**ASSIGNMENT**. Report every line of the records that contains the word "chain".
───── MATERIAL FOR THE TASK ─────
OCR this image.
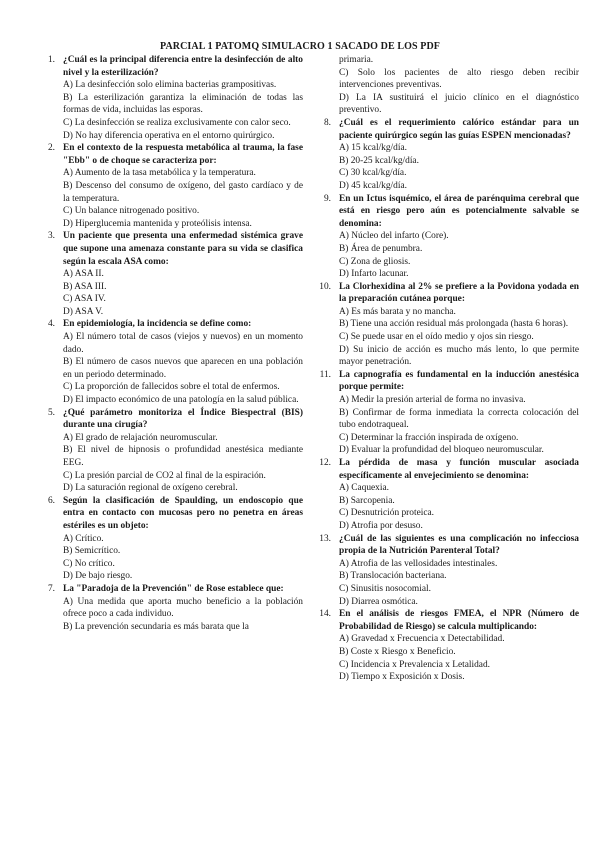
PARCIAL 1 PATOMQ SIMULACRO 1 SACADO DE LOS PDF
1. ¿Cuál es la principal diferencia entre la desinfección de alto nivel y la esterilización?
A) La desinfección solo elimina bacterias grampositivas.
B) La esterilización garantiza la eliminación de todas las formas de vida, incluidas las esporas.
C) La desinfección se realiza exclusivamente con calor seco.
D) No hay diferencia operativa en el entorno quirúrgico.
2. En el contexto de la respuesta metabólica al trauma, la fase "Ebb" o de choque se caracteriza por:
A) Aumento de la tasa metabólica y la temperatura.
B) Descenso del consumo de oxígeno, del gasto cardíaco y de la temperatura.
C) Un balance nitrogenado positivo.
D) Hiperglucemia mantenida y proteólisis intensa.
3. Un paciente que presenta una enfermedad sistémica grave que supone una amenaza constante para su vida se clasifica según la escala ASA como:
A) ASA II.
B) ASA III.
C) ASA IV.
D) ASA V.
4. En epidemiología, la incidencia se define como:
A) El número total de casos (viejos y nuevos) en un momento dado.
B) El número de casos nuevos que aparecen en una población en un periodo determinado.
C) La proporción de fallecidos sobre el total de enfermos.
D) El impacto económico de una patología en la salud pública.
5. ¿Qué parámetro monitoriza el Índice Biespectral (BIS) durante una cirugía?
A) El grado de relajación neuromuscular.
B) El nivel de hipnosis o profundidad anestésica mediante EEG.
C) La presión parcial de CO2 al final de la espiración.
D) La saturación regional de oxígeno cerebral.
6. Según la clasificación de Spaulding, un endoscopio que entra en contacto con mucosas pero no penetra en áreas estériles es un objeto:
A) Crítico.
B) Semicrítico.
C) No crítico.
D) De bajo riesgo.
7. La "Paradoja de la Prevención" de Rose establece que:
A) Una medida que aporta mucho beneficio a la población ofrece poco a cada individuo.
B) La prevención secundaria es más barata que la
primaria.
C) Solo los pacientes de alto riesgo deben recibir intervenciones preventivas.
D) La IA sustituirá el juicio clínico en el diagnóstico preventivo.
8. ¿Cuál es el requerimiento calórico estándar para un paciente quirúrgico según las guías ESPEN mencionadas?
A) 15 kcal/kg/día.
B) 20-25 kcal/kg/día.
C) 30 kcal/kg/día.
D) 45 kcal/kg/día.
9. En un Ictus isquémico, el área de parénquima cerebral que está en riesgo pero aún es potencialmente salvable se denomina:
A) Núcleo del infarto (Core).
B) Área de penumbra.
C) Zona de gliosis.
D) Infarto lacunar.
10. La Clorhexidina al 2% se prefiere a la Povidona yodada en la preparación cutánea porque:
A) Es más barata y no mancha.
B) Tiene una acción residual más prolongada (hasta 6 horas).
C) Se puede usar en el oído medio y ojos sin riesgo.
D) Su inicio de acción es mucho más lento, lo que permite mayor penetración.
11. La capnografía es fundamental en la inducción anestésica porque permite:
A) Medir la presión arterial de forma no invasiva.
B) Confirmar de forma inmediata la correcta colocación del tubo endotraqueal.
C) Determinar la fracción inspirada de oxígeno.
D) Evaluar la profundidad del bloqueo neuromuscular.
12. La pérdida de masa y función muscular asociada específicamente al envejecimiento se denomina:
A) Caquexia.
B) Sarcopenia.
C) Desnutrición proteica.
D) Atrofia por desuso.
13. ¿Cuál de las siguientes es una complicación no infecciosa propia de la Nutrición Parenteral Total?
A) Atrofia de las vellosidades intestinales.
B) Translocación bacteriana.
C) Sinusitis nosocomial.
D) Diarrea osmótica.
14. En el análisis de riesgos FMEA, el NPR (Número de Probabilidad de Riesgo) se calcula multiplicando:
A) Gravedad x Frecuencia x Detectabilidad.
B) Coste x Riesgo x Beneficio.
C) Incidencia x Prevalencia x Letalidad.
D) Tiempo x Exposición x Dosis.
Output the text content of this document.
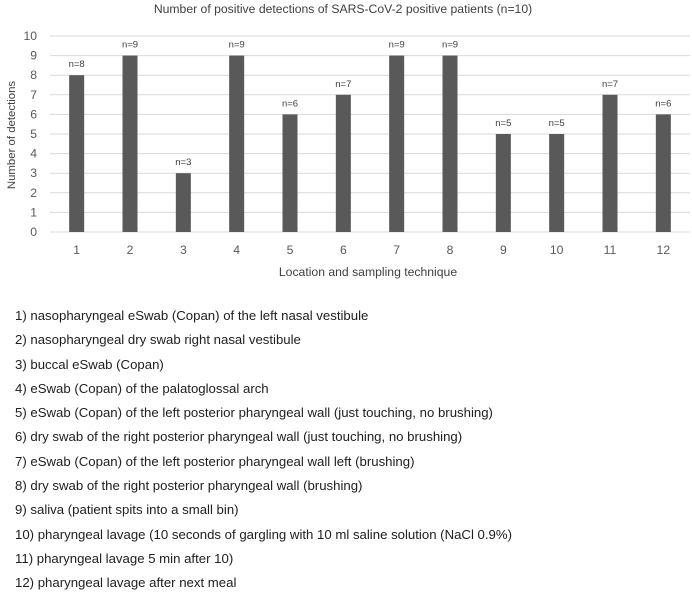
Number of positive detections of SARS-CoV-2 positive patients (n=10)
Number of detections
0
1
2
3
4
5
6
7
8
9
10
n=8
n=9
n=3
n=9
n=6
n=7
n=9	n=9
n=5	n=5
n=7
n=6
1	2	3	4	5	6	7	8	9	10	11	12
Location and sampling technique
1) nasopharyngeal eSwab (Copan) of the left nasal vestibule
2) nasopharyngeal dry swab right nasal vestibule
3) buccal eSwab (Copan)
4) eSwab (Copan) of the palatoglossal arch
5) eSwab (Copan) of the left posterior pharyngeal wall (just touching, no brushing)
6) dry swab of the right posterior pharyngeal wall (just touching, no brushing)
7) eSwab (Copan) of the left posterior pharyngeal wall left (brushing)
8) dry swab of the right posterior pharyngeal wall (brushing)
9) saliva (patient spits into a small bin)
10) pharyngeal lavage (10 seconds of gargling with 10 ml saline solution (NaCl 0.9%)
11) pharyngeal lavage 5 min after 10)
12) pharyngeal lavage after next meal
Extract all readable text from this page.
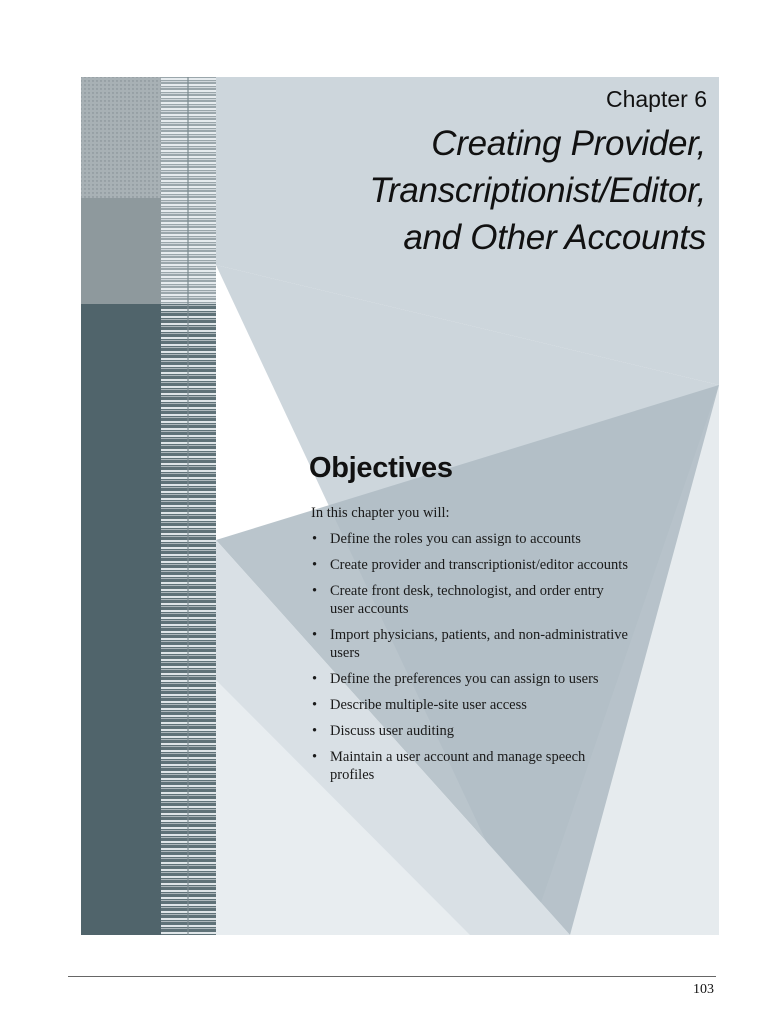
Chapter 6
Creating Provider,
Transcriptionist/Editor,
and Other Accounts
Objectives

In this chapter you will:

• Define the roles you can assign to accounts
• Create provider and transcriptionist/editor accounts
• Create front desk, technologist, and order entry user accounts
• Import physicians, patients, and non-administrative users
• Define the preferences you can assign to users
• Describe multiple-site user access
• Discuss user auditing
• Maintain a user account and manage speech profiles
103
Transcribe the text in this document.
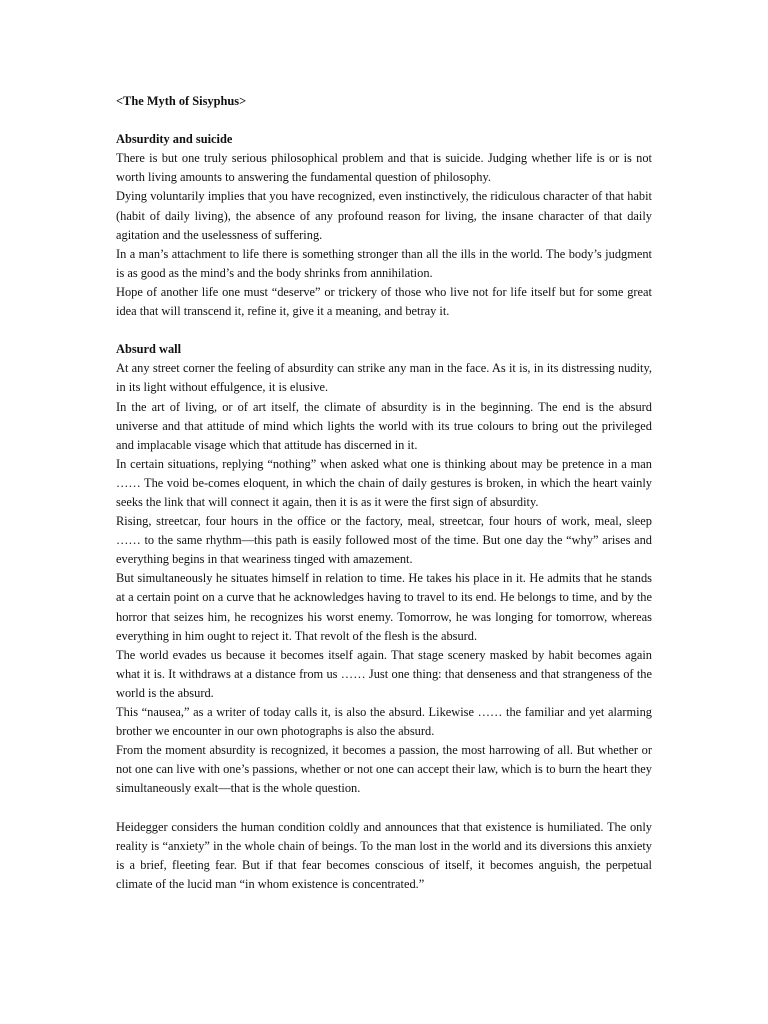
<The Myth of Sisyphus>

Absurdity and suicide

There is but one truly serious philosophical problem and that is suicide. Judging whether life is or is not worth living amounts to answering the fundamental question of philosophy.

Dying voluntarily implies that you have recognized, even instinctively, the ridiculous character of that habit (habit of daily living), the absence of any profound reason for living, the insane character of that daily agitation and the uselessness of suffering.

In a man’s attachment to life there is something stronger than all the ills in the world. The body’s judgment is as good as the mind’s and the body shrinks from annihilation.

Hope of another life one must “deserve” or trickery of those who live not for life itself but for some great idea that will transcend it, refine it, give it a meaning, and betray it.

Absurd wall

At any street corner the feeling of absurdity can strike any man in the face. As it is, in its distressing nudity, in its light without effulgence, it is elusive.

In the art of living, or of art itself, the climate of absurdity is in the beginning. The end is the absurd universe and that attitude of mind which lights the world with its true colours to bring out the privileged and implacable visage which that attitude has discerned in it.

In certain situations, replying “nothing” when asked what one is thinking about may be pretence in a man …… The void be-comes eloquent, in which the chain of daily gestures is broken, in which the heart vainly seeks the link that will connect it again, then it is as it were the first sign of absurdity.

Rising, streetcar, four hours in the office or the factory, meal, streetcar, four hours of work, meal, sleep …… to the same rhythm—this path is easily followed most of the time. But one day the “why” arises and everything begins in that weariness tinged with amazement.

But simultaneously he situates himself in relation to time. He takes his place in it. He admits that he stands at a certain point on a curve that he acknowledges having to travel to its end. He belongs to time, and by the horror that seizes him, he recognizes his worst enemy. Tomorrow, he was longing for tomorrow, whereas everything in him ought to reject it. That revolt of the flesh is the absurd.

The world evades us because it becomes itself again. That stage scenery masked by habit becomes again what it is. It withdraws at a distance from us …… Just one thing: that denseness and that strangeness of the world is the absurd.

This “nausea,” as a writer of today calls it, is also the absurd. Likewise …… the familiar and yet alarming brother we encounter in our own photographs is also the absurd.

From the moment absurdity is recognized, it becomes a passion, the most harrowing of all. But whether or not one can live with one’s passions, whether or not one can accept their law, which is to burn the heart they simultaneously exalt—that is the whole question.

Heidegger considers the human condition coldly and announces that that existence is humiliated. The only reality is “anxiety” in the whole chain of beings. To the man lost in the world and its diversions this anxiety is a brief, fleeting fear. But if that fear becomes conscious of itself, it becomes anguish, the perpetual climate of the lucid man “in whom existence is concentrated.”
─────
**ANSWER BOX**.
In certain situations, replying “nothing” when asked what one is thinking about may be pretence in a man …… The void be-comes eloquent, in which the chain of daily gestures is broken, in which the heart vainly seeks the link that will connect it again, then it is as it were the first sign of absurdity.
Heidegger considers the human condition coldly and announces that that existence is humiliated. The only reality is “anxiety” in the whole chain of beings. To the man lost in the world and its diversions this anxiety is a brief, fleeting fear. But if that fear becomes conscious of itself, it becomes anguish, the perpetual climate of the lucid man “in whom existence is concentrated.”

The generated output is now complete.